--- START ---
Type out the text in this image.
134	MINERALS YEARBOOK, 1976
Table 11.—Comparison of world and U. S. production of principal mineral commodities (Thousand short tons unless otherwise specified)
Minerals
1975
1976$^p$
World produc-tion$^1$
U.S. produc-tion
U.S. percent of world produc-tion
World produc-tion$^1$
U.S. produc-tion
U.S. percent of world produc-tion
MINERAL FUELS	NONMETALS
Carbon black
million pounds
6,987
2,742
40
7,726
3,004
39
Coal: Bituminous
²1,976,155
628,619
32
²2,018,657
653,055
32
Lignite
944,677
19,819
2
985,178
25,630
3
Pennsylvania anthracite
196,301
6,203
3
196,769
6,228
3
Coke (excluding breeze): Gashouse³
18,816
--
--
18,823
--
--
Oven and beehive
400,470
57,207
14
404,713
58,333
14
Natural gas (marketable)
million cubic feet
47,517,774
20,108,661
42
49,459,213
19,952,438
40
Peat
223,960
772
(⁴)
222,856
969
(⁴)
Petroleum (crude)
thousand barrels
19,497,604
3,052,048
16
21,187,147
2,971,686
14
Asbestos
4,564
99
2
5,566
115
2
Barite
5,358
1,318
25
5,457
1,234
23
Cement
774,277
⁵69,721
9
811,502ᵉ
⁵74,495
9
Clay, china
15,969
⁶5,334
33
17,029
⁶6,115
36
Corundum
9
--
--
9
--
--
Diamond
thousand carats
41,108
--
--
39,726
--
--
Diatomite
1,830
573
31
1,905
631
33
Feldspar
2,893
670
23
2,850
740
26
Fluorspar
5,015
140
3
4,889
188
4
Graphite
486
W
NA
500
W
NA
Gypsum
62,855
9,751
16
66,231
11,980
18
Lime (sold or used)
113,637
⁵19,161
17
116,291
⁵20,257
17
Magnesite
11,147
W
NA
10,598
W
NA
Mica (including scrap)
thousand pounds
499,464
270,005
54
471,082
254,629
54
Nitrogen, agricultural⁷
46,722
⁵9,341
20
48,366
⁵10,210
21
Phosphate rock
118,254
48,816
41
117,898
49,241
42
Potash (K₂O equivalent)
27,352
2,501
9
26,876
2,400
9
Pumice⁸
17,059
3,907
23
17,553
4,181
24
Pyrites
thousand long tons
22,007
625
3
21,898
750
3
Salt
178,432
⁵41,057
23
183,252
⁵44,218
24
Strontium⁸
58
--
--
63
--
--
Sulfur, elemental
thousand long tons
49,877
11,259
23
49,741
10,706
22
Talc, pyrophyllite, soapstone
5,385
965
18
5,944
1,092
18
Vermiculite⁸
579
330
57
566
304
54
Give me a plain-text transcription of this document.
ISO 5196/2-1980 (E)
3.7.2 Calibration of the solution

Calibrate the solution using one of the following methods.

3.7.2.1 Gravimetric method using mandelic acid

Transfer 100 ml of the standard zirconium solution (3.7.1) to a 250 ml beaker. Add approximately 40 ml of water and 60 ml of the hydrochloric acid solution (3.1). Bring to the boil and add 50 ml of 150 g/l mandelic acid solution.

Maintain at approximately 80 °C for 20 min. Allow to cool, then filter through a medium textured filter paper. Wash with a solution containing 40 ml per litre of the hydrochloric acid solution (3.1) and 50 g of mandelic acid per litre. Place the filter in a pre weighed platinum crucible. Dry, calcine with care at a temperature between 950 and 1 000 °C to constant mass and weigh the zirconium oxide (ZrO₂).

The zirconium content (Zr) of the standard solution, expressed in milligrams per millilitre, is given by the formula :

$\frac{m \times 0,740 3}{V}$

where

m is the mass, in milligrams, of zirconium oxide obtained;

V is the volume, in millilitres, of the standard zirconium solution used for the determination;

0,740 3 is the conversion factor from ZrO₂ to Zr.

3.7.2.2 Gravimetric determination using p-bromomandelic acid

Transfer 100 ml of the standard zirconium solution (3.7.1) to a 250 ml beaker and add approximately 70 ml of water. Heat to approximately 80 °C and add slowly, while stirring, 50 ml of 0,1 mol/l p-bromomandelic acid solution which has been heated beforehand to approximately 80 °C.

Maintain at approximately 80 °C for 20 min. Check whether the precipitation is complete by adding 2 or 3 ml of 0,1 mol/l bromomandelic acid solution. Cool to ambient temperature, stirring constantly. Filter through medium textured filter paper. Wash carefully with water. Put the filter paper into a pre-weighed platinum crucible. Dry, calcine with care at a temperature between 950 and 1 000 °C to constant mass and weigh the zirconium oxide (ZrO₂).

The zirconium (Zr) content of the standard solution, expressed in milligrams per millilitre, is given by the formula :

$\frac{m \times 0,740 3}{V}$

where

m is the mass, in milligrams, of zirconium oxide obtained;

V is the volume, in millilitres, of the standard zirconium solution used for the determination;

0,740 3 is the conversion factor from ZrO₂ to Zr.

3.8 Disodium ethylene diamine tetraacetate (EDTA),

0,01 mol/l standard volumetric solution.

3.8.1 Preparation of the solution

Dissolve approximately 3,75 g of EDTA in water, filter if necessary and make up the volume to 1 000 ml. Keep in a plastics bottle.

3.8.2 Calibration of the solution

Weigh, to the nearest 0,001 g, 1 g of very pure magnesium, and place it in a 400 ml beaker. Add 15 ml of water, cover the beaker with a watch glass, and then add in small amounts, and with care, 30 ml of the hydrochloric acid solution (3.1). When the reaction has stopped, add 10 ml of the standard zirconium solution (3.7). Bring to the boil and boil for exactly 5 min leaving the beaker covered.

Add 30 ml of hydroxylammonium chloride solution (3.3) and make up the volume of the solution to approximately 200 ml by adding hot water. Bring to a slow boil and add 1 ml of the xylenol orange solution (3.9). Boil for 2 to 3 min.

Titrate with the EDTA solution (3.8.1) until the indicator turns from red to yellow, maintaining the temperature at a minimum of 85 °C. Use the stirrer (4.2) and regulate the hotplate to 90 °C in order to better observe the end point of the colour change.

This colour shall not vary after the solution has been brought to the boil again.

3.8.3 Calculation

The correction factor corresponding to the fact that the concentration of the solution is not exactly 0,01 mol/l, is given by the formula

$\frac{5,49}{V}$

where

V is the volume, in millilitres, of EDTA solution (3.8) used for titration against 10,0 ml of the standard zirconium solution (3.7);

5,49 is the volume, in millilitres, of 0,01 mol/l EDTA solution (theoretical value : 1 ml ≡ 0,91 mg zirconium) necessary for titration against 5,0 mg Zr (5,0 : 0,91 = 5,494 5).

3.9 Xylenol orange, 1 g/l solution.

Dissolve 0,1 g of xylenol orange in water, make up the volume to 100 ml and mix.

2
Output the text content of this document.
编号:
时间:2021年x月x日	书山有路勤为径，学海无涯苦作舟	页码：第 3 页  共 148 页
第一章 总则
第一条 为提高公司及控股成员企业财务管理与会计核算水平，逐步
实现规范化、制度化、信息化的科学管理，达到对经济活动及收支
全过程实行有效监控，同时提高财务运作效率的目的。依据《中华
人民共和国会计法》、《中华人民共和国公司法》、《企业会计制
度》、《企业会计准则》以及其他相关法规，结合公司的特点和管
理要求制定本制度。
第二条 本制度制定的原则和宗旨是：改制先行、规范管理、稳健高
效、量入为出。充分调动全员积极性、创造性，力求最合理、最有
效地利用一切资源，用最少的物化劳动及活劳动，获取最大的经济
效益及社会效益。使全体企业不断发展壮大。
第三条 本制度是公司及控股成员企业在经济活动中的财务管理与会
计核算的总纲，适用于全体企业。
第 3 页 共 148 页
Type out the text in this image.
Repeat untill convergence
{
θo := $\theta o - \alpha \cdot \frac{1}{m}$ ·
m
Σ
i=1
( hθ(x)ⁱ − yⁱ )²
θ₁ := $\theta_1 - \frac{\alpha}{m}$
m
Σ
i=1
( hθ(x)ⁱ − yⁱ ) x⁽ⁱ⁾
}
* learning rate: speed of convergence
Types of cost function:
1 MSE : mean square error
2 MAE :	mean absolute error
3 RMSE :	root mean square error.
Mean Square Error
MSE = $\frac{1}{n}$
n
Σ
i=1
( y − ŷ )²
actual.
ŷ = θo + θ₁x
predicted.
--- END ---
### DO THIS:
Pick out the lines containing the string "textured" and show them.

### EXPECTED ANSWER:
Maintain at approximately 80 °C for 20 min. Allow to cool, then filter through a medium textured filter paper. Wash with a solution containing 40 ml per litre of the hydrochloric acid solution (3.1) and 50 g of mandelic acid per litre. Place the filter in a pre weighed platinum crucible. Dry, calcine with care at a temperature between 950 and 1 000 °C to constant mass and weigh the zirconium oxide (ZrO₂).
Maintain at approximately 80 °C for 20 min. Check whether the precipitation is complete by adding 2 or 3 ml of 0,1 mol/l bromomandelic acid solution. Cool to ambient temperature, stirring constantly. Filter through medium textured filter paper. Wash carefully with water. Put the filter paper into a pre-weighed platinum crucible. Dry, calcine with care at a temperature between 950 and 1 000 °C to constant mass and weigh the zirconium oxide (ZrO₂).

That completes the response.